"""
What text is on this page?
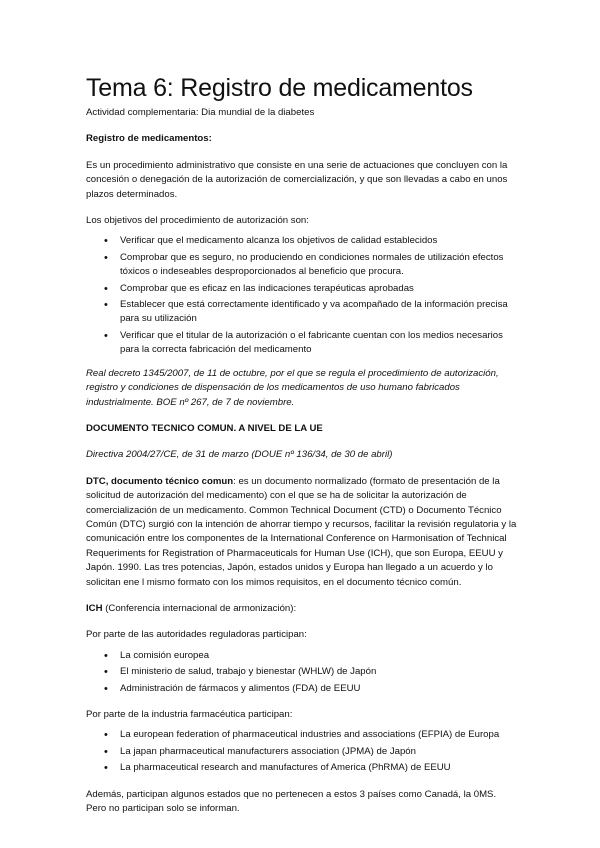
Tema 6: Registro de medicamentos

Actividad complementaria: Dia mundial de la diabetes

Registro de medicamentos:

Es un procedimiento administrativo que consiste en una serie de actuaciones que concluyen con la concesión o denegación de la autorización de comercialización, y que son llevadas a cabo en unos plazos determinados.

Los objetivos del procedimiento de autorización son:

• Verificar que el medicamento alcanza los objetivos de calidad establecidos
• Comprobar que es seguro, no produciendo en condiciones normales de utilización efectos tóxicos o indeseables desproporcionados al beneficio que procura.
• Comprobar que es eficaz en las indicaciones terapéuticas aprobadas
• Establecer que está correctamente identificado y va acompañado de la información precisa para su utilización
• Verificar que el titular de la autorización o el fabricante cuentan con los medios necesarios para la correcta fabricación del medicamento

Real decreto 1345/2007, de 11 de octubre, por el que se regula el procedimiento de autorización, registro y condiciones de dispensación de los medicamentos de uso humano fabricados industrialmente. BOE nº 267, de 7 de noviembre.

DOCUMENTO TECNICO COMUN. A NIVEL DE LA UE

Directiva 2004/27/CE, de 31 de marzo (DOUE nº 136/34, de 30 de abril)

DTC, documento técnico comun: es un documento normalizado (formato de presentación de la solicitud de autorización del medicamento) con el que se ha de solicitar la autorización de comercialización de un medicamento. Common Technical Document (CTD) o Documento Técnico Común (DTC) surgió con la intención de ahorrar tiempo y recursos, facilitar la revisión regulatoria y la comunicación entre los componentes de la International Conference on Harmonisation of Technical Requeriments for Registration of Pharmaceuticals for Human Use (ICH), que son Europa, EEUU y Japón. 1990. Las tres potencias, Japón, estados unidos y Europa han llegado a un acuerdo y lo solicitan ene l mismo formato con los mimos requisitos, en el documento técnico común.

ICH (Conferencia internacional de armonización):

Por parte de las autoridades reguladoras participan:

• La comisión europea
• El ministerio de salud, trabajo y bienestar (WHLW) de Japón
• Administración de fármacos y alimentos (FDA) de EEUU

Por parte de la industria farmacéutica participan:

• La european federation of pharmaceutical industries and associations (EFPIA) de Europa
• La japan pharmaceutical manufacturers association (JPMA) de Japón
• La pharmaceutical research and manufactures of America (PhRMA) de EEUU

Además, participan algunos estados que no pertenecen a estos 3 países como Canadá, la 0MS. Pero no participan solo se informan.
"""
"""
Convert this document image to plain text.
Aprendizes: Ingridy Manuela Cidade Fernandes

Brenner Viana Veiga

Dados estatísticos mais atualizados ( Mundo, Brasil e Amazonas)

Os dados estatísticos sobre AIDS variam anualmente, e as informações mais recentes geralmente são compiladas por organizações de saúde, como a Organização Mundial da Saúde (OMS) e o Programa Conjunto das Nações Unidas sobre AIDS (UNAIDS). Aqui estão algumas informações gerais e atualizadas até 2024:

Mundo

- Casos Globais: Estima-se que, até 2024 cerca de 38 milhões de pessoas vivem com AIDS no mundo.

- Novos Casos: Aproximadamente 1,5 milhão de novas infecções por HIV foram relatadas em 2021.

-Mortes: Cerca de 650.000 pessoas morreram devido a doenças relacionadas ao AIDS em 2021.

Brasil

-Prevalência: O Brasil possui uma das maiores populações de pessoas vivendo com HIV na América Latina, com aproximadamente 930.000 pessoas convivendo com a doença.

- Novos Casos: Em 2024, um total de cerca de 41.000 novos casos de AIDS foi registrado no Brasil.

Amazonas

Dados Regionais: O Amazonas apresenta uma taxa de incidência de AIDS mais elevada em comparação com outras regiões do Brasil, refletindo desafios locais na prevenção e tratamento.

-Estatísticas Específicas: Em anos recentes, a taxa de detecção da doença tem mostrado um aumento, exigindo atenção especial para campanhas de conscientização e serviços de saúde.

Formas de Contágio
"""
TASK TO CARRY OUT:
Search the data for the word "utilización" and copy each line where it appears.

RESULT BELOW:
• Comprobar que es seguro, no produciendo en condiciones normales de utilización efectos tóxicos o indeseables desproporcionados al beneficio que procura.
• Establecer que está correctamente identificado y va acompañado de la información precisa para su utilización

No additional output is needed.